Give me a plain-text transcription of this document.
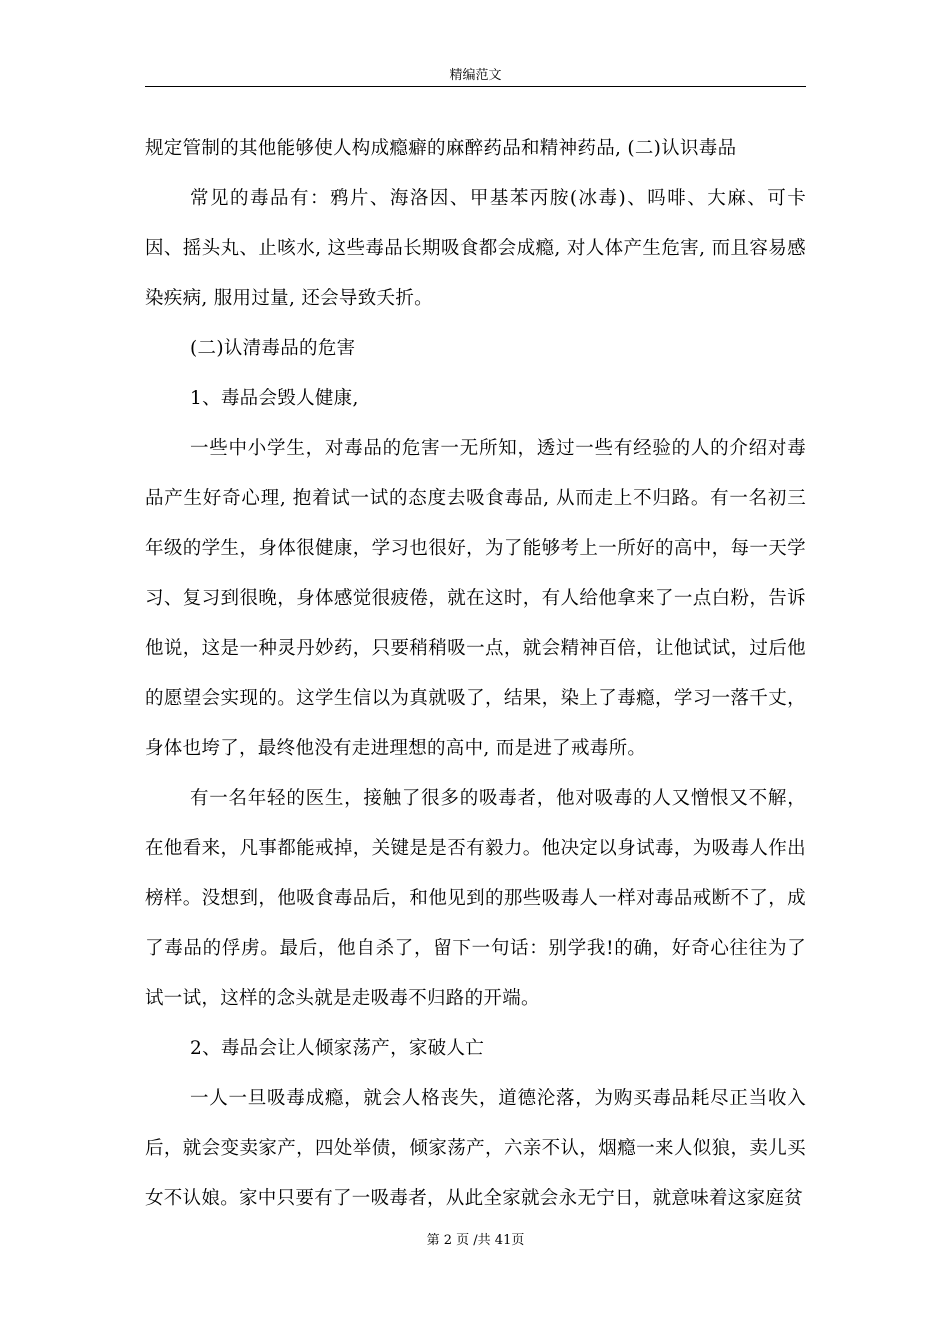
精编范文

规定管制的其他能够使人构成瘾癖的麻醉药品和精神药品, (二)认识毒品

常见的毒品有：鸦片、海洛因、甲基苯丙胺(冰毒)、吗啡、大麻、可卡因、摇头丸、止咳水, 这些毒品长期吸食都会成瘾, 对人体产生危害, 而且容易感染疾病, 服用过量, 还会导致夭折。

(二)认清毒品的危害

1、毒品会毁人健康,

一些中小学生，对毒品的危害一无所知，透过一些有经验的人的介绍对毒品产生好奇心理, 抱着试一试的态度去吸食毒品, 从而走上不归路。有一名初三年级的学生，身体很健康，学习也很好，为了能够考上一所好的高中，每一天学习、复习到很晚，身体感觉很疲倦，就在这时，有人给他拿来了一点白粉，告诉他说，这是一种灵丹妙药，只要稍稍吸一点，就会精神百倍，让他试试，过后他的愿望会实现的。这学生信以为真就吸了，结果，染上了毒瘾，学习一落千丈，身体也垮了，最终他没有走进理想的高中, 而是进了戒毒所。

有一名年轻的医生，接触了很多的吸毒者，他对吸毒的人又憎恨又不解，在他看来，凡事都能戒掉，关键是是否有毅力。他决定以身试毒，为吸毒人作出榜样。没想到，他吸食毒品后，和他见到的那些吸毒人一样对毒品戒断不了，成了毒品的俘虏。最后，他自杀了，留下一句话：别学我!的确，好奇心往往为了试一试，这样的念头就是走吸毒不归路的开端。

2、毒品会让人倾家荡产，家破人亡

一人一旦吸毒成瘾，就会人格丧失，道德沦落，为购买毒品耗尽正当收入后，就会变卖家产，四处举债，倾家荡产，六亲不认，烟瘾一来人似狼，卖儿买女不认娘。家中只要有了一吸毒者，从此全家就会永无宁日，就意味着这家庭贫

第 2 页 /共 41页
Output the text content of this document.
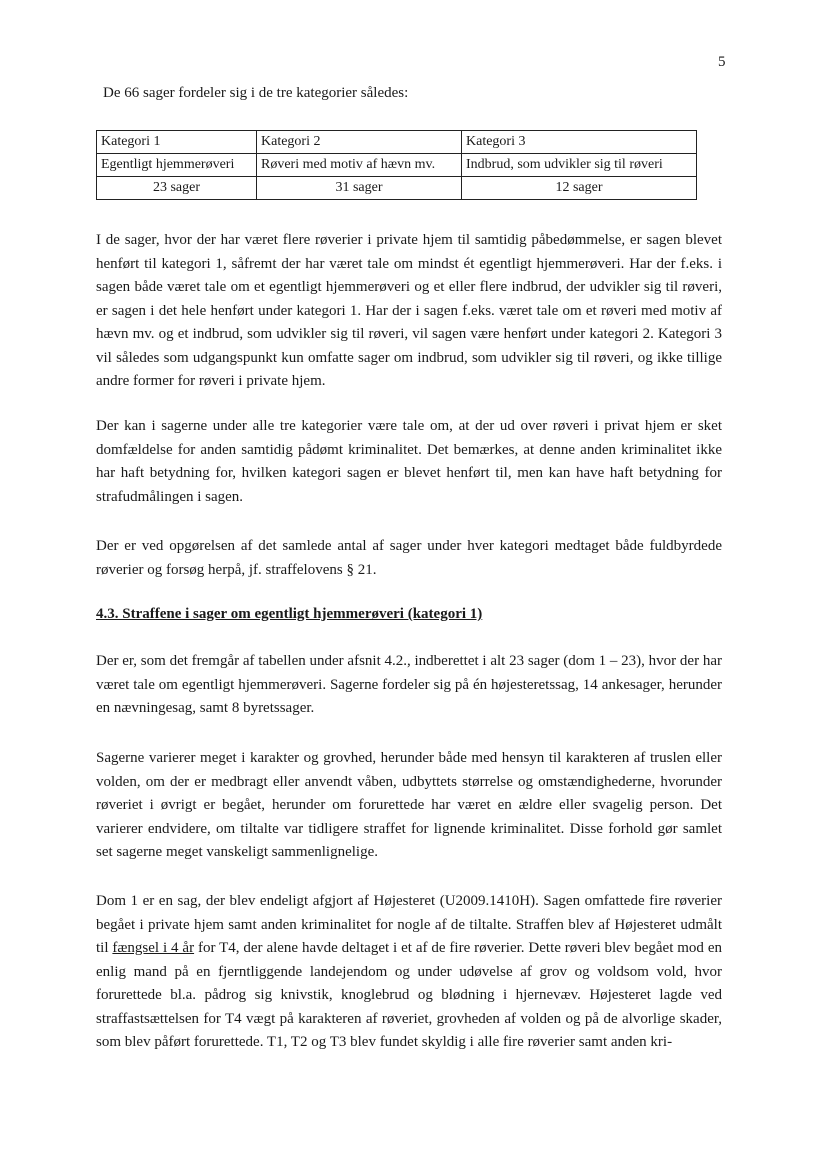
5
De 66 sager fordeler sig i de tre kategorier således:
Kategori 1	Kategori 2	Kategori 3
Egentligt hjemmerøveri	Røveri med motiv af hævn mv.	Indbrud, som udvikler sig til røveri
23 sager	31 sager	12 sager

I de sager, hvor der har været flere røverier i private hjem til samtidig påbedømmelse, er sagen blevet henført til kategori 1, såfremt der har været tale om mindst ét egentligt hjemmerøveri. Har der f.eks. i sagen både været tale om et egentligt hjemmerøveri og et eller flere indbrud, der udvikler sig til røveri, er sagen i det hele henført under kategori 1. Har der i sagen f.eks. været tale om et røveri med motiv af hævn mv. og et indbrud, som udvikler sig til røveri, vil sagen være henført under kategori 2. Kategori 3 vil således som udgangspunkt kun omfatte sager om indbrud, som udvikler sig til røveri, og ikke tillige andre former for røveri i private hjem.

Der kan i sagerne under alle tre kategorier være tale om, at der ud over røveri i privat hjem er sket domfældelse for anden samtidig pådømt kriminalitet. Det bemærkes, at denne anden kriminalitet ikke har haft betydning for, hvilken kategori sagen er blevet henført til, men kan have haft betydning for strafudmålingen i sagen.

Der er ved opgørelsen af det samlede antal af sager under hver kategori medtaget både fuldbyrdede røverier og forsøg herpå, jf. straffelovens § 21.

4.3. Straffene i sager om egentligt hjemmerøveri (kategori 1)

Der er, som det fremgår af tabellen under afsnit 4.2., indberettet i alt 23 sager (dom 1 – 23), hvor der har været tale om egentligt hjemmerøveri. Sagerne fordeler sig på én højesteretssag, 14 ankesager, herunder en nævningesag, samt 8 byretssager.

Sagerne varierer meget i karakter og grovhed, herunder både med hensyn til karakteren af truslen eller volden, om der er medbragt eller anvendt våben, udbyttets størrelse og omstændighederne, hvorunder røveriet i øvrigt er begået, herunder om forurettede har været en ældre eller svagelig person. Det varierer endvidere, om tiltalte var tidligere straffet for lignende kriminalitet. Disse forhold gør samlet set sagerne meget vanskeligt sammenlignelige.

Dom 1 er en sag, der blev endeligt afgjort af Højesteret (U2009.1410H). Sagen omfattede fire røverier begået i private hjem samt anden kriminalitet for nogle af de tiltalte. Straffen blev af Højesteret udmålt til fængsel i 4 år for T4, der alene havde deltaget i et af de fire røverier. Dette røveri blev begået mod en enlig mand på en fjerntliggende landejendom og under udøvelse af grov og voldsom vold, hvor forurettede bl.a. pådrog sig knivstik, knoglebrud og blødning i hjernevæv. Højesteret lagde ved straffastsættelsen for T4 vægt på karakteren af røveriet, grovheden af volden og på de alvorlige skader, som blev påført forurettede. T1, T2 og T3 blev fundet skyldig i alle fire røverier samt anden kri-
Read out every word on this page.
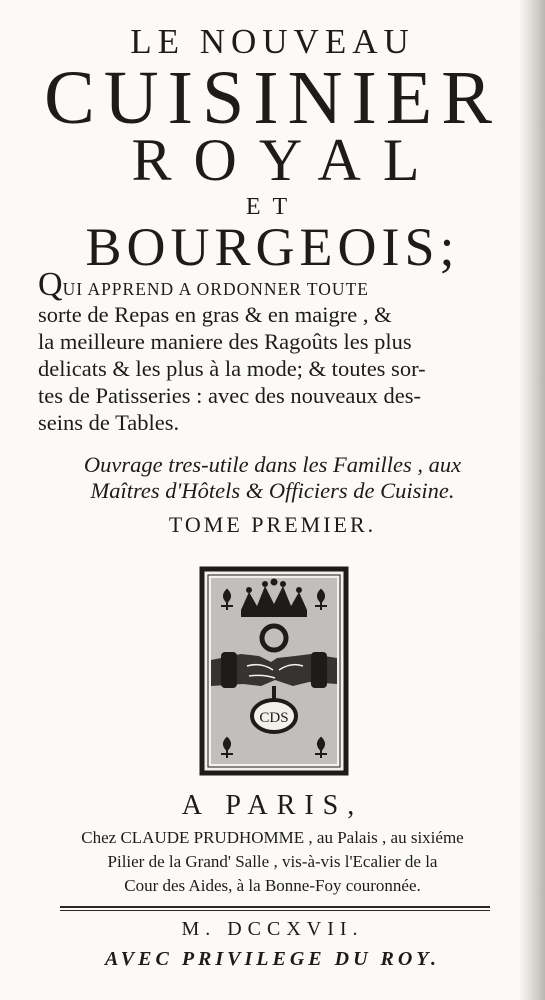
LE NOUVEAU
CUISINIER
ROYAL
ET
BOURGEOIS;
QUI APPREND A ORDONNER TOUTE
sorte de Repas en gras & en maigre , &
la meilleure maniere des Ragoûts les plus
delicats & les plus à la mode; & toutes sor-
tes de Patisseries : avec des nouveaux des-
seins de Tables.
Ouvrage tres-utile dans les Familles , aux
Maîtres d'Hôtels & Officiers de Cuisine.
TOME PREMIER.
CDS
A PARIS,
Chez CLAUDE PRUDHOMME , au Palais , au sixiéme
Pilier de la Grand' Salle , vis-à-vis l'Ecalier de la
Cour des Aides, à la Bonne-Foy couronnée.
M. DCCXVII.
AVEC PRIVILEGE DU ROY.
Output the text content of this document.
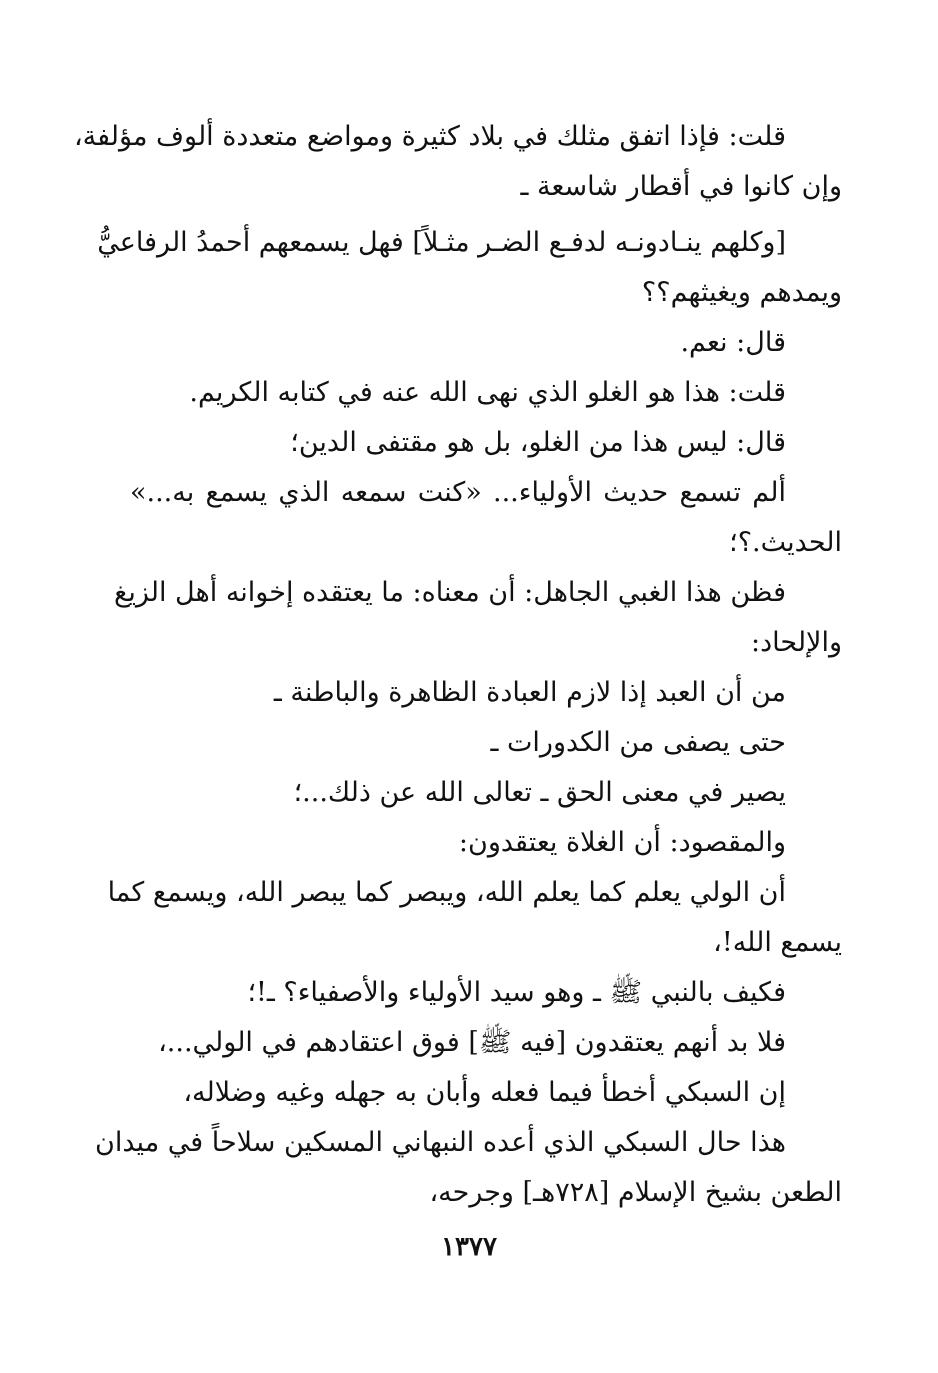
قلت: فإذا اتفق مثلك في بلاد كثيرة ومواضع متعددة ألوف مؤلفة،
وإن كانوا في أقطار شاسعة ـ
[وكلهم ينـادونـه لدفـع الضـر مثـلاً] فهل يسمعهم أحمدُ الرفاعيُّ
ويمدهم ويغيثهم؟؟
قال: نعم.
قلت: هذا هو الغلو الذي نهى الله عنه في كتابه الكريم.
قال: ليس هذا من الغلو، بل هو مقتفى الدين؛
ألم تسمع حديث الأولياء... «كنت سمعه الذي يسمع به...»
الحديث.؟؛
فظن هذا الغبي الجاهل: أن معناه: ما يعتقده إخوانه أهل الزيغ
والإلحاد:
من أن العبد إذا لازم العبادة الظاهرة والباطنة ـ
حتى يصفى من الكدورات ـ
يصير في معنى الحق ـ تعالى الله عن ذلك...؛
والمقصود: أن الغلاة يعتقدون:
أن الولي يعلم كما يعلم الله، ويبصر كما يبصر الله، ويسمع كما
يسمع الله!،
فكيف بالنبي ﷺ ـ وهو سيد الأولياء والأصفياء؟ ـ!؛
فلا بد أنهم يعتقدون [فيه ﷺ] فوق اعتقادهم في الولي...،
إن السبكي أخطأ فيما فعله وأبان به جهله وغيه وضلاله،
هذا حال السبكي الذي أعده النبهاني المسكين سلاحاً في ميدان
الطعن بشيخ الإسلام [٧٢٨هـ] وجرحه،
١٣٧٧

··········

• INSTRUCTION
Without the pictures, output the full listing exactly as it stands.

• RESPONSE TO THE TASK
Give me a plain-text transcription of this document.
精编范文

规定管制的其他能够使人构成瘾癖的麻醉药品和精神药品, (二)认识毒品

常见的毒品有：鸦片、海洛因、甲基苯丙胺(冰毒)、吗啡、大麻、可卡因、摇头丸、止咳水, 这些毒品长期吸食都会成瘾, 对人体产生危害, 而且容易感染疾病, 服用过量, 还会导致夭折。

(二)认清毒品的危害

1、毒品会毁人健康,

一些中小学生，对毒品的危害一无所知，透过一些有经验的人的介绍对毒品产生好奇心理, 抱着试一试的态度去吸食毒品, 从而走上不归路。有一名初三年级的学生，身体很健康，学习也很好，为了能够考上一所好的高中，每一天学习、复习到很晚，身体感觉很疲倦，就在这时，有人给他拿来了一点白粉，告诉他说，这是一种灵丹妙药，只要稍稍吸一点，就会精神百倍，让他试试，过后他的愿望会实现的。这学生信以为真就吸了，结果，染上了毒瘾，学习一落千丈，身体也垮了，最终他没有走进理想的高中, 而是进了戒毒所。

有一名年轻的医生，接触了很多的吸毒者，他对吸毒的人又憎恨又不解，在他看来，凡事都能戒掉，关键是是否有毅力。他决定以身试毒，为吸毒人作出榜样。没想到，他吸食毒品后，和他见到的那些吸毒人一样对毒品戒断不了，成了毒品的俘虏。最后，他自杀了，留下一句话：别学我!的确，好奇心往往为了试一试，这样的念头就是走吸毒不归路的开端。

2、毒品会让人倾家荡产，家破人亡

一人一旦吸毒成瘾，就会人格丧失，道德沦落，为购买毒品耗尽正当收入后，就会变卖家产，四处举债，倾家荡产，六亲不认，烟瘾一来人似狼，卖儿买女不认娘。家中只要有了一吸毒者，从此全家就会永无宁日，就意味着这家庭贫

第 2 页 /共 41页
Output the text content of this document.
5
De 66 sager fordeler sig i de tre kategorier således:
Kategori 1	Kategori 2	Kategori 3
Egentligt hjemmerøveri	Røveri med motiv af hævn mv.	Indbrud, som udvikler sig til røveri
23 sager	31 sager	12 sager

I de sager, hvor der har været flere røverier i private hjem til samtidig påbedømmelse, er sagen blevet henført til kategori 1, såfremt der har været tale om mindst ét egentligt hjemmerøveri. Har der f.eks. i sagen både været tale om et egentligt hjemmerøveri og et eller flere indbrud, der udvikler sig til røveri, er sagen i det hele henført under kategori 1. Har der i sagen f.eks. været tale om et røveri med motiv af hævn mv. og et indbrud, som udvikler sig til røveri, vil sagen være henført under kategori 2. Kategori 3 vil således som udgangspunkt kun omfatte sager om indbrud, som udvikler sig til røveri, og ikke tillige andre former for røveri i private hjem.

Der kan i sagerne under alle tre kategorier være tale om, at der ud over røveri i privat hjem er sket domfældelse for anden samtidig pådømt kriminalitet. Det bemærkes, at denne anden kriminalitet ikke har haft betydning for, hvilken kategori sagen er blevet henført til, men kan have haft betydning for strafudmålingen i sagen.

Der er ved opgørelsen af det samlede antal af sager under hver kategori medtaget både fuldbyrdede røverier og forsøg herpå, jf. straffelovens § 21.

4.3. Straffene i sager om egentligt hjemmerøveri (kategori 1)

Der er, som det fremgår af tabellen under afsnit 4.2., indberettet i alt 23 sager (dom 1 – 23), hvor der har været tale om egentligt hjemmerøveri. Sagerne fordeler sig på én højesteretssag, 14 ankesager, herunder en nævningesag, samt 8 byretssager.

Sagerne varierer meget i karakter og grovhed, herunder både med hensyn til karakteren af truslen eller volden, om der er medbragt eller anvendt våben, udbyttets størrelse og omstændighederne, hvorunder røveriet i øvrigt er begået, herunder om forurettede har været en ældre eller svagelig person. Det varierer endvidere, om tiltalte var tidligere straffet for lignende kriminalitet. Disse forhold gør samlet set sagerne meget vanskeligt sammenlignelige.

Dom 1 er en sag, der blev endeligt afgjort af Højesteret (U2009.1410H). Sagen omfattede fire røverier begået i private hjem samt anden kriminalitet for nogle af de tiltalte. Straffen blev af Højesteret udmålt til fængsel i 4 år for T4, der alene havde deltaget i et af de fire røverier. Dette røveri blev begået mod en enlig mand på en fjerntliggende landejendom og under udøvelse af grov og voldsom vold, hvor forurettede bl.a. pådrog sig knivstik, knoglebrud og blødning i hjernevæv. Højesteret lagde ved straffastsættelsen for T4 vægt på karakteren af røveriet, grovheden af volden og på de alvorlige skader, som blev påført forurettede. T1, T2 og T3 blev fundet skyldig i alle fire røverier samt anden kri-
Read out every word on this page.
LE NOUVEAU
CUISINIER
ROYAL
ET
BOURGEOIS;
QUI APPREND A ORDONNER TOUTE
sorte de Repas en gras & en maigre , &
la meilleure maniere des Ragoûts les plus
delicats & les plus à la mode; & toutes sor-
tes de Patisseries : avec des nouveaux des-
seins de Tables.
Ouvrage tres-utile dans les Familles , aux
Maîtres d'Hôtels & Officiers de Cuisine.
TOME PREMIER.
CDS
A PARIS,
Chez CLAUDE PRUDHOMME , au Palais , au sixiéme
Pilier de la Grand' Salle , vis-à-vis l'Ecalier de la
Cour des Aides, à la Bonne-Foy couronnée.
M. DCCXVII.
AVEC PRIVILEGE DU ROY.
Output the text content of this document.
قلت: فإذا اتفق مثلك في بلاد كثيرة ومواضع متعددة ألوف مؤلفة،
وإن كانوا في أقطار شاسعة ـ
[وكلهم ينـادونـه لدفـع الضـر مثـلاً] فهل يسمعهم أحمدُ الرفاعيُّ
ويمدهم ويغيثهم؟؟
قال: نعم.
قلت: هذا هو الغلو الذي نهى الله عنه في كتابه الكريم.
قال: ليس هذا من الغلو، بل هو مقتفى الدين؛
ألم تسمع حديث الأولياء... «كنت سمعه الذي يسمع به...»
الحديث.؟؛
فظن هذا الغبي الجاهل: أن معناه: ما يعتقده إخوانه أهل الزيغ
والإلحاد:
من أن العبد إذا لازم العبادة الظاهرة والباطنة ـ
حتى يصفى من الكدورات ـ
يصير في معنى الحق ـ تعالى الله عن ذلك...؛
والمقصود: أن الغلاة يعتقدون:
أن الولي يعلم كما يعلم الله، ويبصر كما يبصر الله، ويسمع كما
يسمع الله!،
فكيف بالنبي ﷺ ـ وهو سيد الأولياء والأصفياء؟ ـ!؛
فلا بد أنهم يعتقدون [فيه ﷺ] فوق اعتقادهم في الولي...،
إن السبكي أخطأ فيما فعله وأبان به جهله وغيه وضلاله،
هذا حال السبكي الذي أعده النبهاني المسكين سلاحاً في ميدان
الطعن بشيخ الإسلام [٧٢٨هـ] وجرحه،
١٣٧٧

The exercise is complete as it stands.